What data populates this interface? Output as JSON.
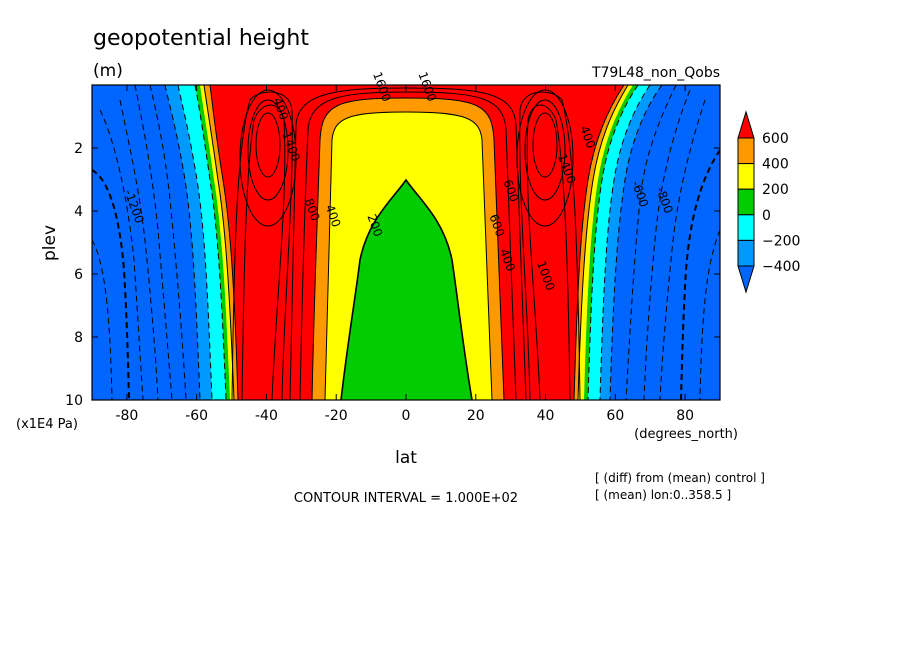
{
  "chart_data": {
    "type": "heatmap",
    "title": "geopotential height",
    "units": "(m)",
    "run_label": "T79L48_non_Qobs",
    "xlabel": "lat",
    "x_units": "(degrees_north)",
    "ylabel": "plev",
    "y_units": "(x1E4 Pa)",
    "xlim": [
      -90,
      90
    ],
    "ylim": [
      10,
      0
    ],
    "x_ticks": [
      "-80",
      "-60",
      "-40",
      "-20",
      "0",
      "20",
      "40",
      "60",
      "80"
    ],
    "y_ticks": [
      "2",
      "4",
      "6",
      "8",
      "10"
    ],
    "contour_interval_text": "CONTOUR INTERVAL = 1.000E+02",
    "notes": [
      "[ (diff) from (mean) control ]",
      "[ (mean) lon:0..358.5 ]"
    ],
    "colorbar": {
      "levels": [
        "600",
        "400",
        "200",
        "0",
        "−200",
        "−400"
      ],
      "colors": [
        "#ff0000",
        "#ff9900",
        "#ffff00",
        "#00cc00",
        "#00ffff",
        "#0099ff",
        "#0066ff"
      ]
    },
    "regions": [
      {
        "range": "above 600",
        "color": "#ff0000"
      },
      {
        "range": "400 to 600",
        "color": "#ff9900"
      },
      {
        "range": "200 to 400",
        "color": "#ffff00"
      },
      {
        "range": "0 to 200",
        "color": "#00cc00"
      },
      {
        "range": "-200 to 0",
        "color": "#00ffff"
      },
      {
        "range": "-400 to -200",
        "color": "#0099ff"
      },
      {
        "range": "below -400",
        "color": "#0066ff"
      }
    ],
    "contour_labels": [
      {
        "text": "1600",
        "lat": -8,
        "plev": 0.1
      },
      {
        "text": "1600",
        "lat": 5,
        "plev": 0.1
      },
      {
        "text": "400",
        "lat": -37,
        "plev": 0.8
      },
      {
        "text": "1400",
        "lat": -34,
        "plev": 2.0
      },
      {
        "text": "-1200",
        "lat": -79,
        "plev": 3.9
      },
      {
        "text": "800",
        "lat": -28,
        "plev": 4.0
      },
      {
        "text": "400",
        "lat": -22,
        "plev": 4.2
      },
      {
        "text": "200",
        "lat": -10,
        "plev": 4.5
      },
      {
        "text": "400",
        "lat": 28,
        "plev": 5.6
      },
      {
        "text": "600",
        "lat": 25,
        "plev": 4.5
      },
      {
        "text": "600",
        "lat": 29,
        "plev": 3.4
      },
      {
        "text": "1000",
        "lat": 39,
        "plev": 6.1
      },
      {
        "text": "1400",
        "lat": 45,
        "plev": 2.7
      },
      {
        "text": "400",
        "lat": 51,
        "plev": 1.7
      },
      {
        "text": "-600",
        "lat": 66,
        "plev": 3.5
      },
      {
        "text": "-800",
        "lat": 73,
        "plev": 3.7
      }
    ]
  }
}
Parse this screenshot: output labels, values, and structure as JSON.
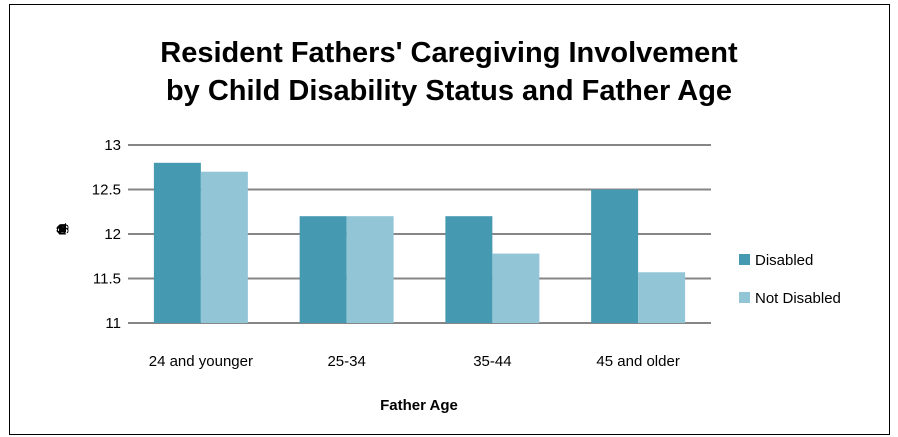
{
  "chart_data": {
    "type": "bar",
    "title_lines": [
      "Resident Fathers' Caregiving Involvement",
      "by Child Disability Status and Father Age"
    ],
    "xlabel": "Father Age",
    "ylabel": "Paternal Caregiving",
    "categories": [
      "24 and younger",
      "25-34",
      "35-44",
      "45 and older"
    ],
    "series": [
      {
        "name": "Disabled",
        "values": [
          12.8,
          12.2,
          12.2,
          12.5
        ],
        "color": "#4599B1"
      },
      {
        "name": "Not Disabled",
        "values": [
          12.7,
          12.2,
          11.78,
          11.57
        ],
        "color": "#92C5D6"
      }
    ],
    "ylim": [
      11,
      13
    ],
    "yticks": [
      "11",
      "11.5",
      "12",
      "12.5",
      "13"
    ],
    "grid": true,
    "legend_position": "right"
  }
}
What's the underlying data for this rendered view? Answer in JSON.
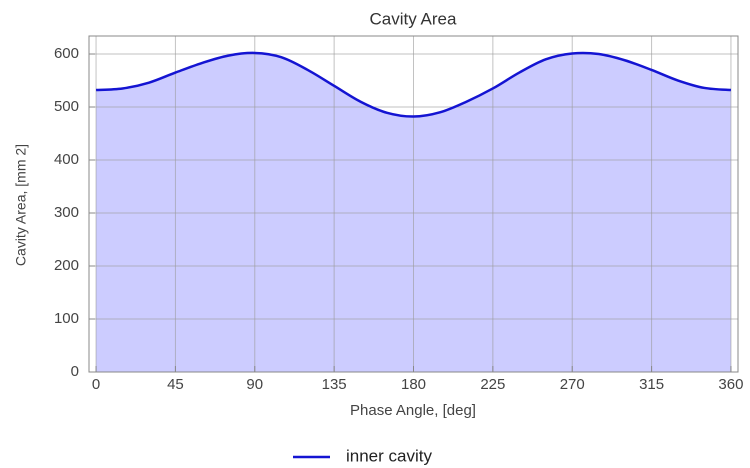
{
  "chart_data": {
    "type": "area-line",
    "title": "Cavity Area",
    "x_label": "Phase Angle, [deg]",
    "y_label": "Cavity Area, [mm 2]",
    "x": [
      0,
      15,
      30,
      45,
      60,
      75,
      90,
      105,
      120,
      135,
      150,
      165,
      180,
      195,
      210,
      225,
      240,
      255,
      270,
      285,
      300,
      315,
      330,
      345,
      360
    ],
    "series": [
      {
        "name": "inner cavity",
        "color": "#1414d2",
        "fill": "#ccccff",
        "values": [
          532,
          535,
          546,
          565,
          583,
          597,
          602,
          594,
          570,
          540,
          510,
          489,
          482,
          490,
          510,
          535,
          565,
          590,
          601,
          600,
          588,
          570,
          550,
          536,
          532
        ]
      }
    ],
    "xlim": [
      -4,
      364
    ],
    "xticks": [
      0,
      45,
      90,
      135,
      180,
      225,
      270,
      315,
      360
    ],
    "ylim": [
      0,
      634
    ],
    "yticks": [
      0,
      100,
      200,
      300,
      400,
      500,
      600
    ],
    "grid": true,
    "legend": "bottom"
  }
}
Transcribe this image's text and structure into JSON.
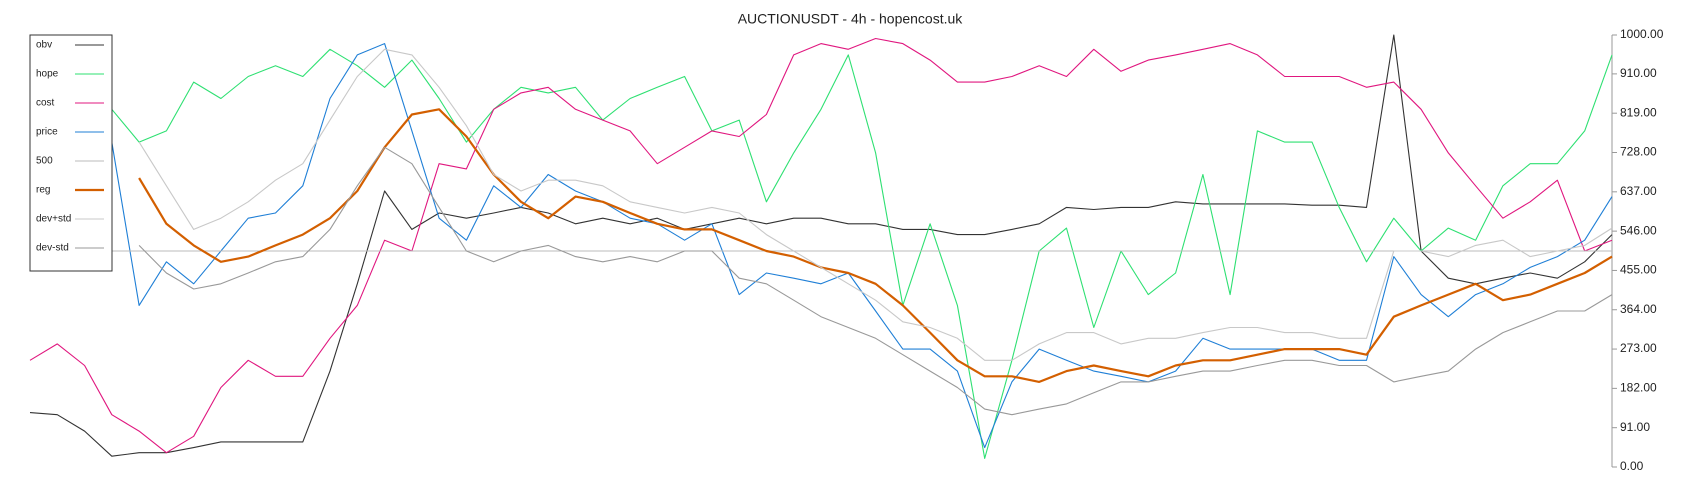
{
  "chart_data": {
    "type": "line",
    "title": "AUCTIONUSDT - 4h - hopencost.uk",
    "ylim": [
      0,
      1000
    ],
    "yticks": [
      {
        "value": 0,
        "label": "0.00"
      },
      {
        "value": 91,
        "label": "91.00"
      },
      {
        "value": 182,
        "label": "182.00"
      },
      {
        "value": 273,
        "label": "273.00"
      },
      {
        "value": 364,
        "label": "364.00"
      },
      {
        "value": 455,
        "label": "455.00"
      },
      {
        "value": 546,
        "label": "546.00"
      },
      {
        "value": 637,
        "label": "637.00"
      },
      {
        "value": 728,
        "label": "728.00"
      },
      {
        "value": 819,
        "label": "819.00"
      },
      {
        "value": 910,
        "label": "910.00"
      },
      {
        "value": 1000,
        "label": "1000.00"
      }
    ],
    "axis_side": "right",
    "legend": "top-left",
    "series": [
      {
        "name": "obv",
        "color": "#333333",
        "values": [
          126,
          121,
          83,
          25,
          33,
          33,
          45,
          58,
          58,
          58,
          58,
          222,
          424,
          639,
          550,
          588,
          576,
          588,
          601,
          588,
          563,
          576,
          563,
          576,
          550,
          563,
          576,
          563,
          576,
          576,
          563,
          563,
          550,
          550,
          538,
          538,
          550,
          563,
          601,
          596,
          601,
          601,
          614,
          609,
          609,
          609,
          609,
          606,
          606,
          601,
          1000,
          500,
          437,
          424,
          437,
          449,
          437,
          475,
          538
        ]
      },
      {
        "name": "hope",
        "color": "#2ee072",
        "values": [
          null,
          null,
          null,
          828,
          752,
          778,
          891,
          853,
          904,
          929,
          904,
          967,
          929,
          879,
          942,
          853,
          752,
          828,
          879,
          866,
          879,
          803,
          853,
          879,
          904,
          778,
          803,
          614,
          727,
          828,
          954,
          727,
          374,
          563,
          374,
          20,
          247,
          500,
          553,
          323,
          500,
          399,
          449,
          677,
          399,
          778,
          752,
          752,
          601,
          475,
          576,
          500,
          553,
          525,
          651,
          702,
          702,
          778,
          954
        ]
      },
      {
        "name": "cost",
        "color": "#e0177f",
        "values": [
          247,
          285,
          235,
          121,
          83,
          33,
          71,
          184,
          247,
          210,
          210,
          298,
          374,
          525,
          500,
          702,
          690,
          828,
          866,
          879,
          828,
          803,
          778,
          702,
          740,
          778,
          765,
          816,
          954,
          980,
          967,
          992,
          980,
          942,
          891,
          891,
          904,
          929,
          904,
          967,
          916,
          942,
          954,
          967,
          980,
          954,
          904,
          904,
          904,
          879,
          891,
          828,
          727,
          651,
          576,
          614,
          664,
          500,
          525
        ]
      },
      {
        "name": "price",
        "color": "#1f7fd6",
        "values": [
          null,
          null,
          null,
          752,
          374,
          475,
          424,
          500,
          576,
          588,
          651,
          853,
          954,
          980,
          778,
          576,
          525,
          651,
          601,
          677,
          639,
          614,
          576,
          563,
          525,
          563,
          399,
          449,
          437,
          424,
          449,
          361,
          273,
          273,
          222,
          45,
          197,
          273,
          247,
          222,
          210,
          197,
          222,
          298,
          273,
          273,
          273,
          273,
          247,
          247,
          487,
          399,
          348,
          399,
          424,
          462,
          487,
          525,
          626
        ]
      },
      {
        "name": "500",
        "color": "#bbbbbb",
        "values": [
          500,
          500,
          500,
          500,
          500,
          500,
          500,
          500,
          500,
          500,
          500,
          500,
          500,
          500,
          500,
          500,
          500,
          500,
          500,
          500,
          500,
          500,
          500,
          500,
          500,
          500,
          500,
          500,
          500,
          500,
          500,
          500,
          500,
          500,
          500,
          500,
          500,
          500,
          500,
          500,
          500,
          500,
          500,
          500,
          500,
          500,
          500,
          500,
          500,
          500,
          500,
          500,
          500,
          500,
          500,
          500,
          500,
          500,
          500
        ]
      },
      {
        "name": "reg",
        "color": "#d35f00",
        "values": [
          null,
          null,
          null,
          null,
          669,
          563,
          513,
          475,
          487,
          513,
          538,
          576,
          639,
          740,
          816,
          828,
          765,
          677,
          614,
          576,
          626,
          614,
          588,
          563,
          550,
          550,
          525,
          500,
          487,
          462,
          449,
          424,
          374,
          311,
          247,
          210,
          210,
          197,
          222,
          235,
          222,
          210,
          235,
          247,
          247,
          260,
          273,
          273,
          273,
          260,
          348,
          374,
          399,
          424,
          386,
          399,
          424,
          449,
          487
        ]
      },
      {
        "name": "dev+std",
        "color": "#c8c8c8",
        "values": [
          null,
          null,
          null,
          null,
          752,
          651,
          550,
          576,
          614,
          664,
          702,
          803,
          904,
          967,
          954,
          879,
          790,
          677,
          639,
          664,
          664,
          651,
          614,
          601,
          588,
          601,
          588,
          538,
          500,
          462,
          424,
          386,
          336,
          323,
          298,
          247,
          247,
          285,
          311,
          311,
          285,
          298,
          298,
          311,
          323,
          323,
          311,
          311,
          298,
          298,
          500,
          500,
          487,
          513,
          525,
          487,
          500,
          513,
          553
        ]
      },
      {
        "name": "dev-std",
        "color": "#999999",
        "values": [
          null,
          null,
          null,
          null,
          513,
          449,
          412,
          424,
          449,
          475,
          487,
          550,
          651,
          740,
          702,
          601,
          500,
          475,
          500,
          513,
          487,
          475,
          487,
          475,
          500,
          500,
          437,
          424,
          386,
          348,
          323,
          298,
          260,
          222,
          184,
          134,
          121,
          134,
          146,
          172,
          197,
          197,
          210,
          222,
          222,
          235,
          247,
          247,
          235,
          235,
          197,
          210,
          222,
          273,
          311,
          336,
          361,
          361,
          399
        ]
      }
    ]
  }
}
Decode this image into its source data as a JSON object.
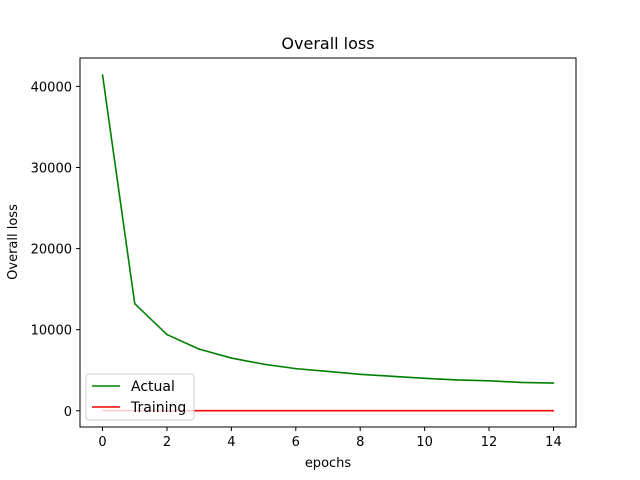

§

▶ _WHAT IS NEEDED_
In the listing, find every line containing the word "name" and list it.

▶ _EXERCISE RESULT_
        "name": "Disabled",
        "name": "Not Disabled",
        "name": "inner cavity",
        "name": "obv",
        "name": "hope",
        "name": "cost",
        "name": "price",
        "name": "500",
        "name": "reg",
        "name": "dev+std",
        "name": "dev-std",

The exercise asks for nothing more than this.